### What needs to be done
The word "sejtek" may appear in some lines of the data; copy every such line.

Input below:

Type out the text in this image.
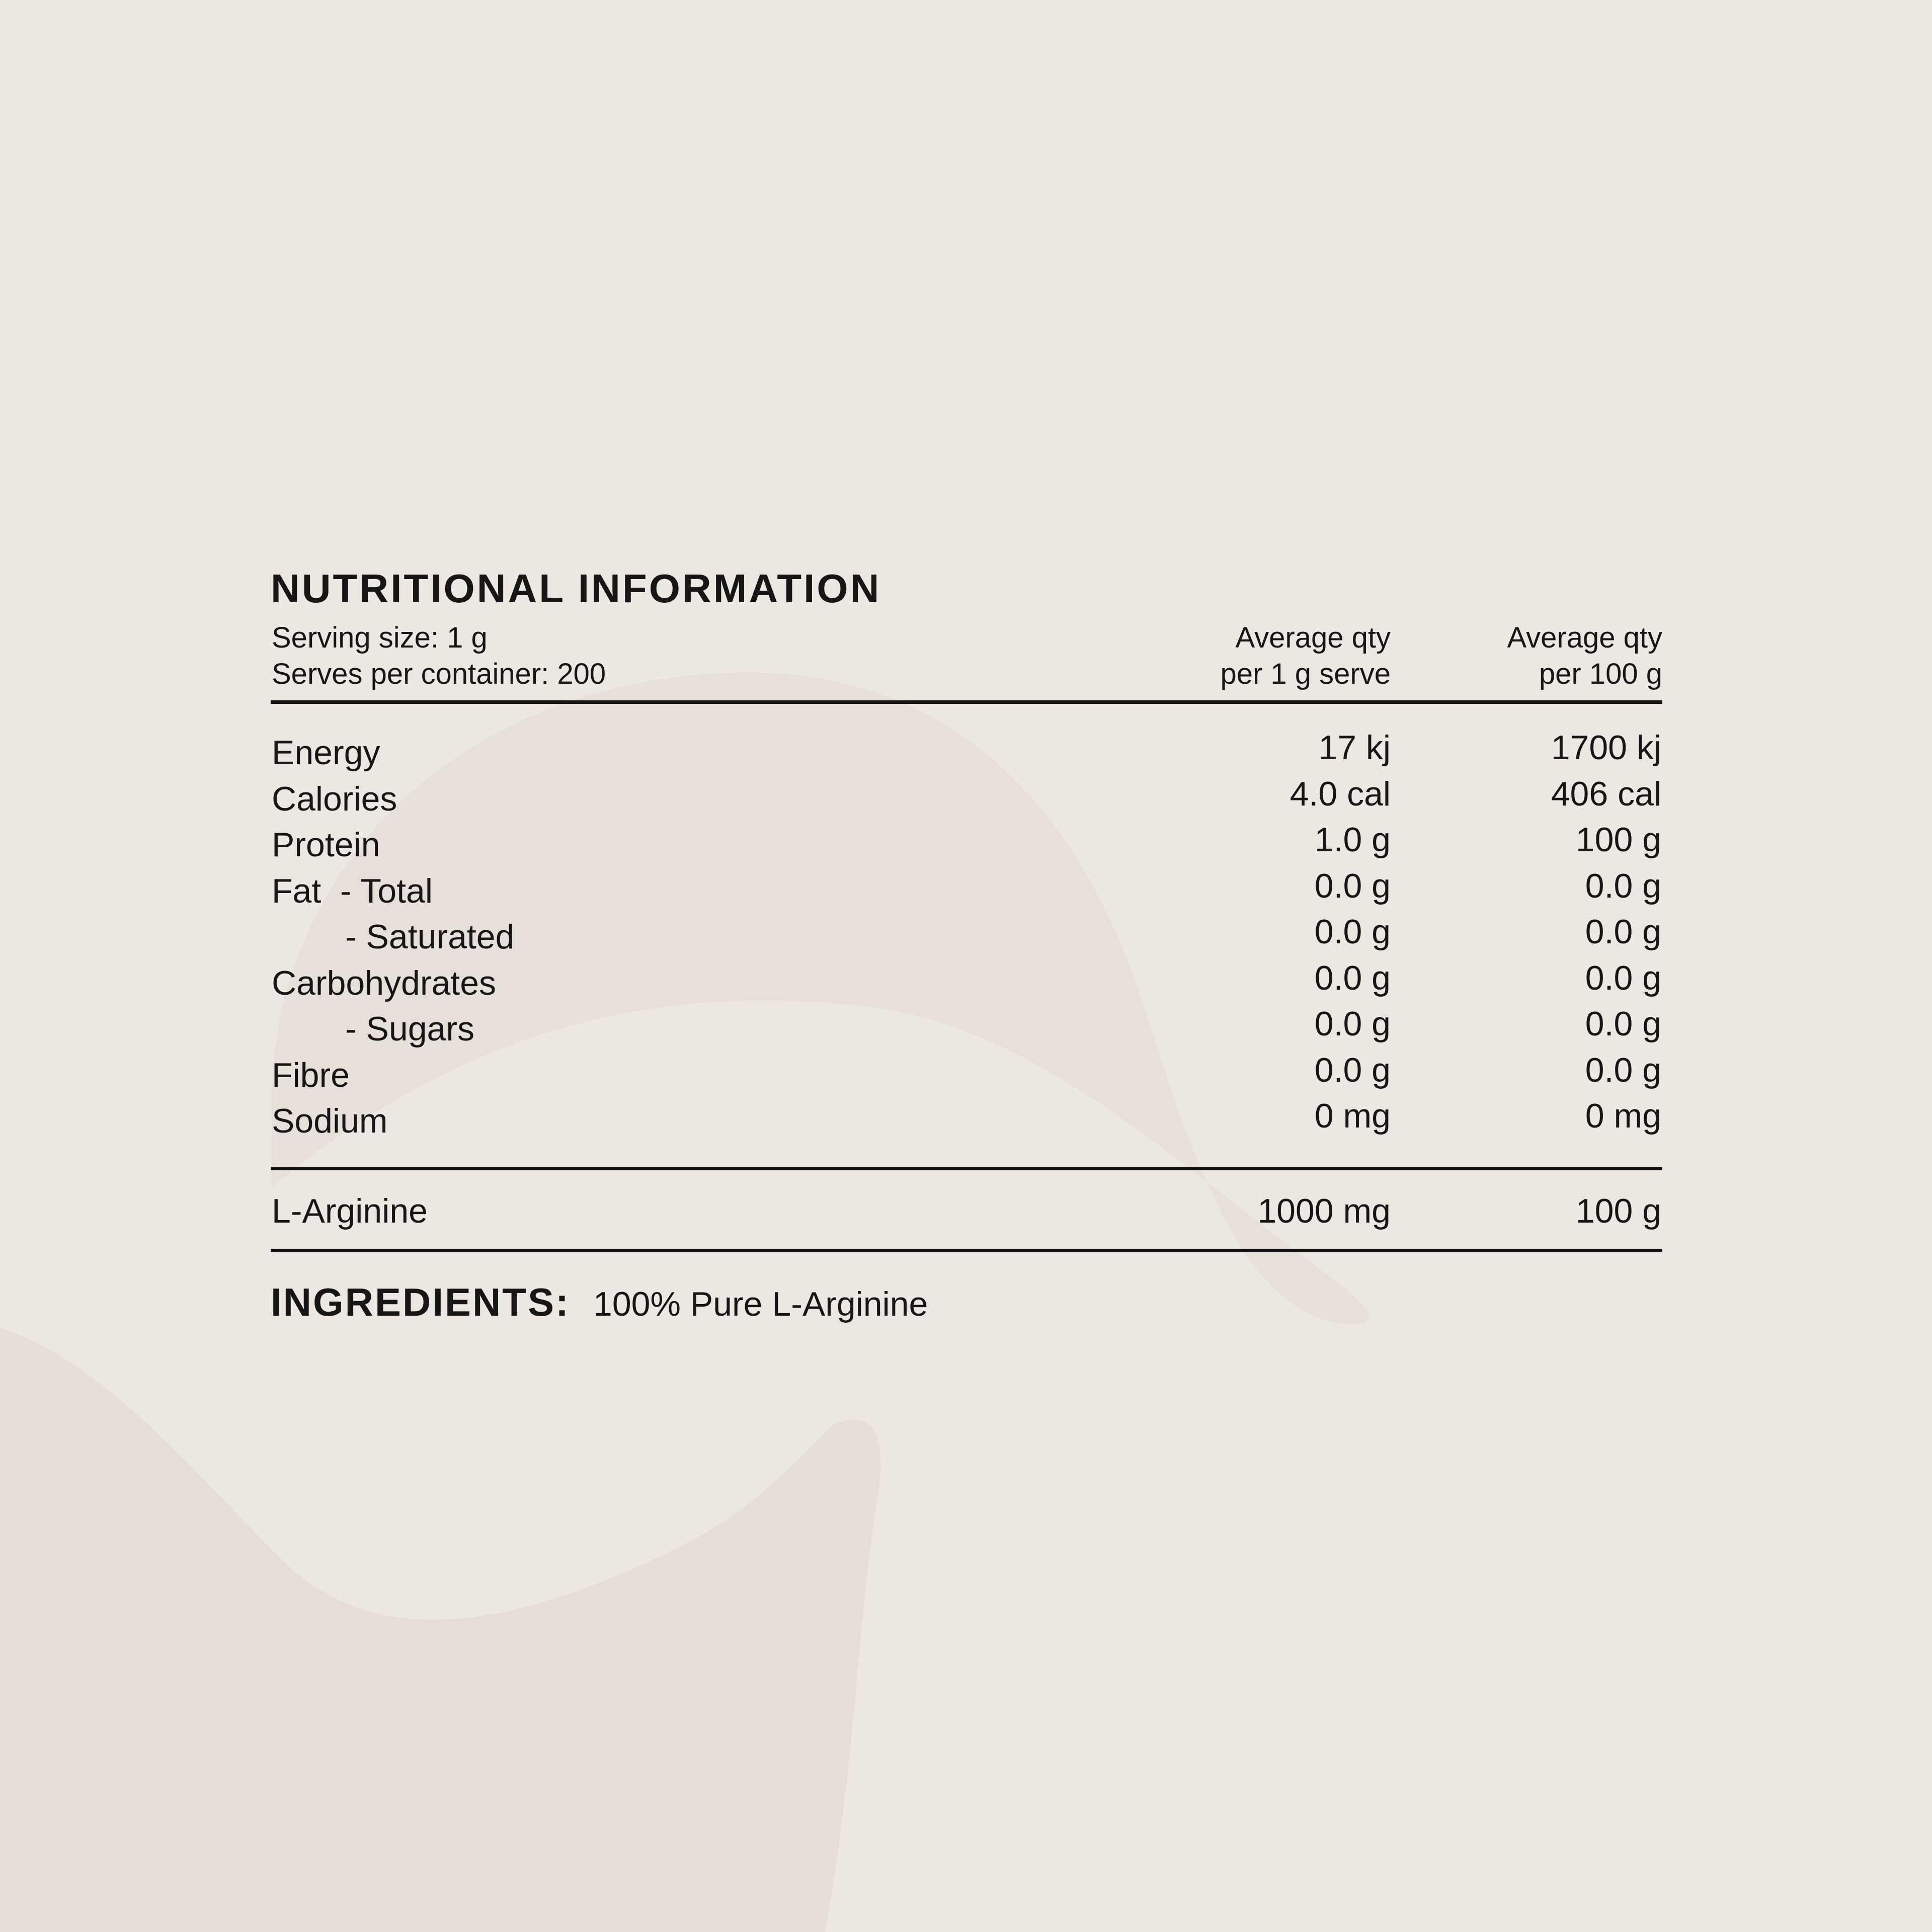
NUTRITIONAL INFORMATION
Serving size: 1 g
Serves per container: 200
Average qty
per 1 g serve
Average qty
per 100 g
Energy	17 kj	1700 kj
Calories	4.0 cal	406 cal
Protein	1.0 g	100 g
Fat  - Total	0.0 g	0.0 g
- Saturated	0.0 g	0.0 g
Carbohydrates	0.0 g	0.0 g
- Sugars	0.0 g	0.0 g
Fibre	0.0 g	0.0 g
Sodium	0 mg	0 mg
L-Arginine	1000 mg	100 g
INGREDIENTS: 100% Pure L-Arginine
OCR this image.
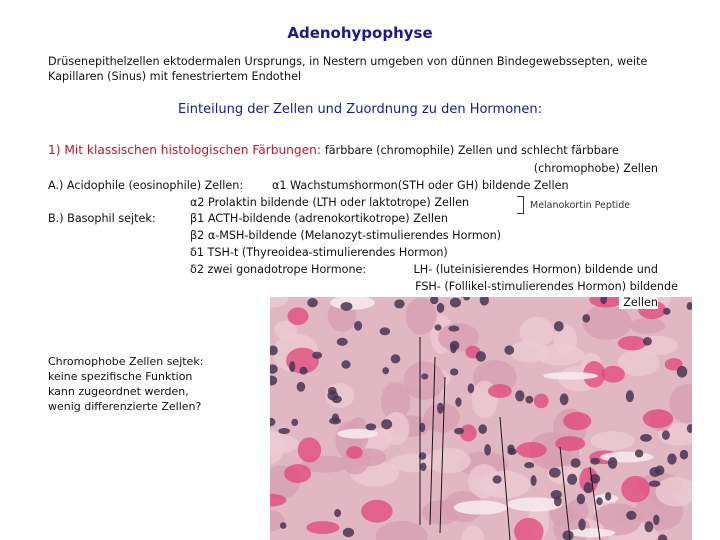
Adenohypophyse
Drüsenepithelzellen ektodermalen Ursprungs, in Nestern umgeben von dünnen Bindegewebssepten, weite Kapillaren (Sinus) mit fenestriertem Endothel
Einteilung der Zellen und Zuordnung zu den Hormonen:
1) Mit klassischen histologischen Färbungen: färbbare (chromophile) Zellen und schlecht färbbare
(chromophobe) Zellen
A.) Acidophile (eosinophile) Zellen:	α1 Wachstumshormon(STH oder GH) bildende Zellen
α2 Prolaktin bildende (LTH oder laktotrope) Zellen	Melanokortin Peptide
B.) Basophil sejtek:	β1 ACTH-bildende (adrenokortikotrope) Zellen
β2 α-MSH-bildende (Melanozyt-stimulierendes Hormon)
δ1 TSH-t (Thyreoidea-stimulierendes Hormon)
δ2 zwei gonadotrope Hormone:	LH- (luteinisierendes Hormon) bildende und
FSH- (Follikel-stimulierendes Hormon) bildende
Zellen
Chromophobe Zellen sejtek: keine spezifische Funktion kann zugeordnet werden, wenig differenzierte Zellen?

End of Input.

### Output
B.) Basophil sejtek:	β1 ACTH-bildende (adrenokortikotrope) Zellen
Chromophobe Zellen sejtek: keine spezifische Funktion kann zugeordnet werden, wenig differenzierte Zellen?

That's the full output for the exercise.